> [Challenge] Determine how many lines in the entries below include "flat". The reply should be that number and nothing else.
# # # # # # #
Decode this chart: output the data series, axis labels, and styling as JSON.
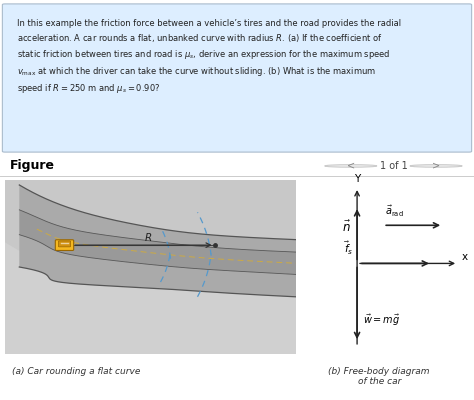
{
  "bg_color": "#ffffff",
  "text_color": "#222222",
  "title_text": "Figure",
  "nav_text": "1 of 1",
  "caption_a": "(a) Car rounding a flat curve",
  "caption_b": "(b) Free-body diagram\nof the car",
  "problem_text": "In this example the friction force between a vehicle’s tires and the road provides the radial acceleration. A car rounds a flat, unbanked curve with radius $R$. (a) If the coefficient of static friction between tires and road is $\\mu_s$, derive an expression for the maximum speed $v_{\\mathrm{max}}$ at which the driver can take the curve without sliding. (b) What is the maximum speed if $R = 250$ m and $\\mu_s = 0.90$?",
  "road_gray": "#888888",
  "road_light": "#aaaaaa",
  "terrain_gray": "#c8c8c8",
  "terrain_light": "#d8d8d8",
  "car_body": "#f5b820",
  "car_roof": "#d09010",
  "car_edge": "#996600",
  "dash_blue": "#5599cc",
  "dash_yellow": "#ccaa44",
  "arrow_color": "#222222",
  "panel_bg": "#ddeeff",
  "panel_border": "#aabbcc",
  "radius_label": "R"
}
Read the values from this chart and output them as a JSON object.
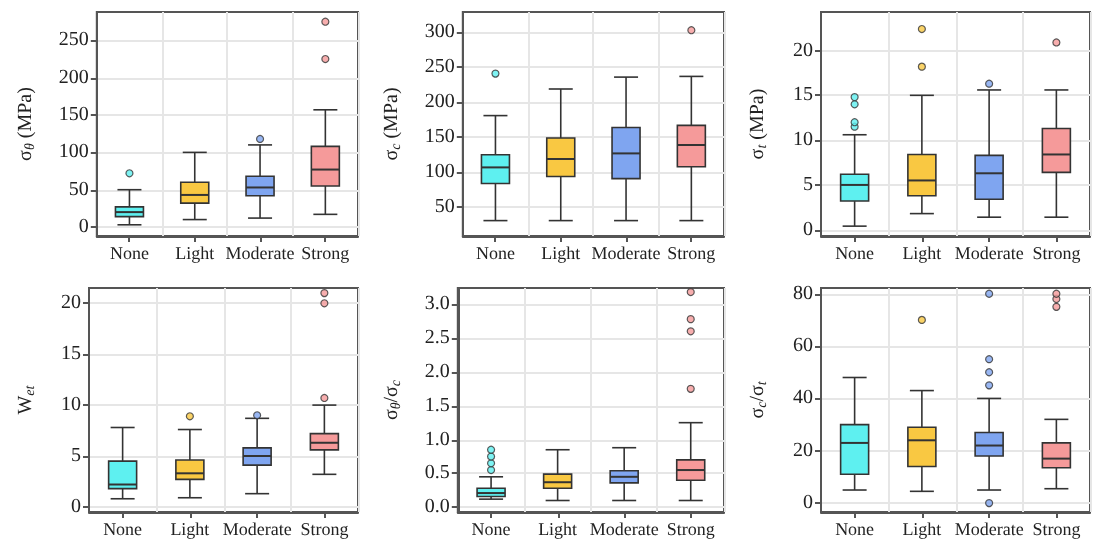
{
  "chart_data": [
    {
      "type": "box",
      "ylabel": "σ$_{θ}$ (MPa)",
      "categories": [
        "None",
        "Light",
        "Moderate",
        "Strong"
      ],
      "colors": [
        "#5ef0f0",
        "#f9c842",
        "#7fa5f0",
        "#f59a9a"
      ],
      "ylim": [
        -12,
        288
      ],
      "yticks": [
        0,
        50,
        100,
        150,
        200,
        250
      ],
      "grid": true,
      "boxes": [
        {
          "low": 3,
          "q1": 14,
          "median": 20,
          "q3": 27,
          "high": 50,
          "outliers": [
            72
          ]
        },
        {
          "low": 10,
          "q1": 32,
          "median": 43,
          "q3": 60,
          "high": 100
        },
        {
          "low": 12,
          "q1": 42,
          "median": 53,
          "q3": 68,
          "high": 110,
          "outliers": [
            118
          ]
        },
        {
          "low": 17,
          "q1": 55,
          "median": 77,
          "q3": 108,
          "high": 157,
          "outliers": [
            225,
            275
          ]
        }
      ]
    },
    {
      "type": "box",
      "ylabel": "σ$_{c}$ (MPa)",
      "categories": [
        "None",
        "Light",
        "Moderate",
        "Strong"
      ],
      "colors": [
        "#5ef0f0",
        "#f9c842",
        "#7fa5f0",
        "#f59a9a"
      ],
      "ylim": [
        8,
        328
      ],
      "yticks": [
        50,
        100,
        150,
        200,
        250,
        300
      ],
      "grid": true,
      "boxes": [
        {
          "low": 30,
          "q1": 83,
          "median": 106,
          "q3": 124,
          "high": 180,
          "outliers": [
            240
          ]
        },
        {
          "low": 30,
          "q1": 93,
          "median": 118,
          "q3": 148,
          "high": 218
        },
        {
          "low": 30,
          "q1": 90,
          "median": 126,
          "q3": 163,
          "high": 235
        },
        {
          "low": 30,
          "q1": 107,
          "median": 138,
          "q3": 166,
          "high": 236,
          "outliers": [
            302
          ]
        }
      ]
    },
    {
      "type": "box",
      "ylabel": "σ$_{t}$ (MPa)",
      "categories": [
        "None",
        "Light",
        "Moderate",
        "Strong"
      ],
      "colors": [
        "#5ef0f0",
        "#f9c842",
        "#7fa5f0",
        "#f59a9a"
      ],
      "ylim": [
        -0.7,
        24.3
      ],
      "yticks": [
        0,
        5,
        10,
        15,
        20
      ],
      "grid": true,
      "boxes": [
        {
          "low": 0.4,
          "q1": 3.2,
          "median": 5,
          "q3": 6.2,
          "high": 10.6,
          "outliers": [
            11.5,
            12,
            14,
            14.8
          ]
        },
        {
          "low": 1.8,
          "q1": 3.8,
          "median": 5.5,
          "q3": 8.4,
          "high": 15,
          "outliers": [
            18.2,
            22.4
          ]
        },
        {
          "low": 1.4,
          "q1": 3.4,
          "median": 6.3,
          "q3": 8.3,
          "high": 15.6,
          "outliers": [
            16.3
          ]
        },
        {
          "low": 1.4,
          "q1": 6.4,
          "median": 8.4,
          "q3": 11.3,
          "high": 15.6,
          "outliers": [
            20.9
          ]
        }
      ]
    },
    {
      "type": "box",
      "ylabel": "W$_{et}$",
      "categories": [
        "None",
        "Light",
        "Moderate",
        "Strong"
      ],
      "colors": [
        "#5ef0f0",
        "#f9c842",
        "#7fa5f0",
        "#f59a9a"
      ],
      "ylim": [
        -0.5,
        21.5
      ],
      "yticks": [
        0,
        5,
        10,
        15,
        20
      ],
      "grid": true,
      "boxes": [
        {
          "low": 0.8,
          "q1": 1.8,
          "median": 2.2,
          "q3": 4.5,
          "high": 7.8
        },
        {
          "low": 0.9,
          "q1": 2.7,
          "median": 3.3,
          "q3": 4.6,
          "high": 7.6,
          "outliers": [
            8.9
          ]
        },
        {
          "low": 1.3,
          "q1": 4.1,
          "median": 5,
          "q3": 5.8,
          "high": 8.7,
          "outliers": [
            9
          ]
        },
        {
          "low": 3.2,
          "q1": 5.6,
          "median": 6.3,
          "q3": 7.2,
          "high": 10,
          "outliers": [
            10.7,
            20,
            21
          ]
        }
      ]
    },
    {
      "type": "box",
      "ylabel": "σ$_{θ}$/σ$_{c}$",
      "categories": [
        "None",
        "Light",
        "Moderate",
        "Strong"
      ],
      "colors": [
        "#5ef0f0",
        "#f9c842",
        "#7fa5f0",
        "#f59a9a"
      ],
      "ylim": [
        -0.07,
        3.24
      ],
      "yticks": [
        {
          "value": 0,
          "label": "0.0"
        },
        {
          "value": 0.5,
          "label": "0.5"
        },
        {
          "value": 1,
          "label": "1.0"
        },
        {
          "value": 1.5,
          "label": "1.5"
        },
        {
          "value": 2,
          "label": "2.0"
        },
        {
          "value": 2.5,
          "label": "2.5"
        },
        {
          "value": 3,
          "label": "3.0"
        }
      ],
      "grid": true,
      "boxes": [
        {
          "low": 0.12,
          "q1": 0.16,
          "median": 0.21,
          "q3": 0.28,
          "high": 0.45,
          "outliers": [
            0.55,
            0.65,
            0.75,
            0.85
          ]
        },
        {
          "low": 0.1,
          "q1": 0.28,
          "median": 0.37,
          "q3": 0.49,
          "high": 0.85
        },
        {
          "low": 0.1,
          "q1": 0.36,
          "median": 0.45,
          "q3": 0.54,
          "high": 0.88
        },
        {
          "low": 0.1,
          "q1": 0.4,
          "median": 0.55,
          "q3": 0.7,
          "high": 1.25,
          "outliers": [
            1.75,
            2.6,
            2.78,
            3.18
          ]
        }
      ]
    },
    {
      "type": "box",
      "ylabel": "σ$_{c}$/σ$_{t}$",
      "categories": [
        "None",
        "Light",
        "Moderate",
        "Strong"
      ],
      "colors": [
        "#5ef0f0",
        "#f9c842",
        "#7fa5f0",
        "#f59a9a"
      ],
      "ylim": [
        -3.4,
        82.2
      ],
      "yticks": [
        0,
        20,
        40,
        60,
        80
      ],
      "grid": true,
      "boxes": [
        {
          "low": 5,
          "q1": 11,
          "median": 23,
          "q3": 30,
          "high": 48
        },
        {
          "low": 4.5,
          "q1": 14,
          "median": 24,
          "q3": 29,
          "high": 43,
          "outliers": [
            70
          ]
        },
        {
          "low": 5,
          "q1": 18,
          "median": 22,
          "q3": 27,
          "high": 40,
          "outliers": [
            0,
            45,
            50,
            55,
            80
          ]
        },
        {
          "low": 5.5,
          "q1": 13.5,
          "median": 17,
          "q3": 23,
          "high": 32,
          "outliers": [
            75,
            78,
            80
          ]
        }
      ]
    }
  ]
}
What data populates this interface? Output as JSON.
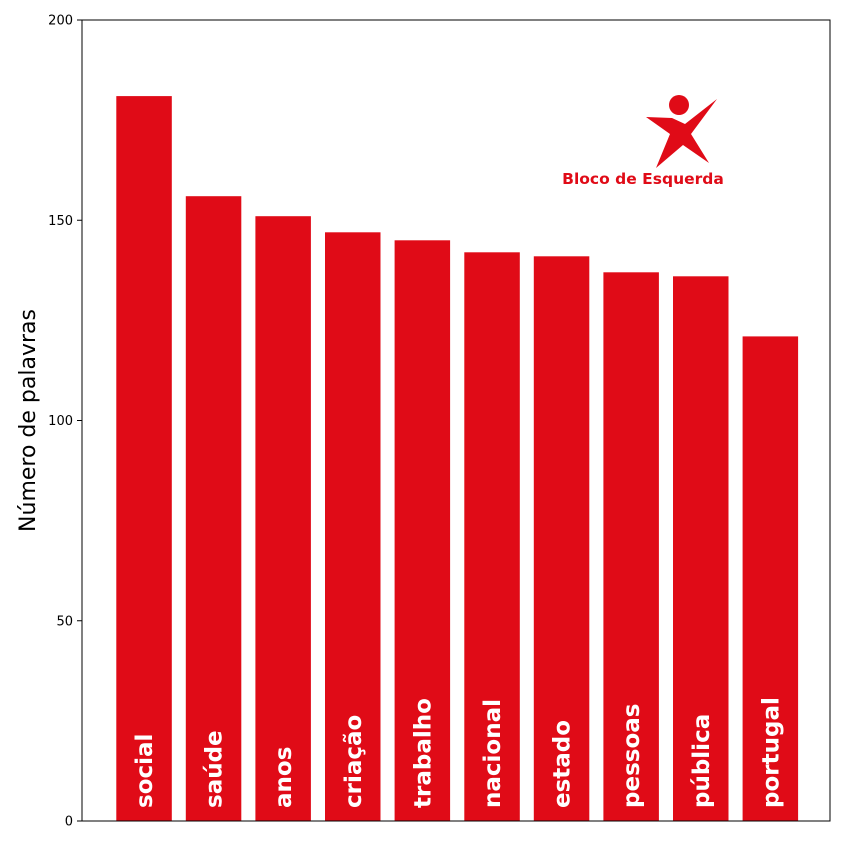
{
  "chart_data": {
    "type": "bar",
    "categories": [
      "social",
      "saúde",
      "anos",
      "criação",
      "trabalho",
      "nacional",
      "estado",
      "pessoas",
      "pública",
      "portugal"
    ],
    "values": [
      181,
      156,
      151,
      147,
      145,
      142,
      141,
      137,
      136,
      121
    ],
    "title": "",
    "xlabel": "",
    "ylabel": "Número de palavras",
    "ylim": [
      0,
      200
    ],
    "yticks": [
      "0",
      "50",
      "100",
      "150",
      "200"
    ],
    "grid": false,
    "bar_color": "#e00b17",
    "bar_label_color": "#ffffff"
  },
  "logo": {
    "text": "Bloco de Esquerda",
    "color": "#e00b17",
    "icon": "star-person-icon"
  }
}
# # # # # # #
> [Result for this task] 2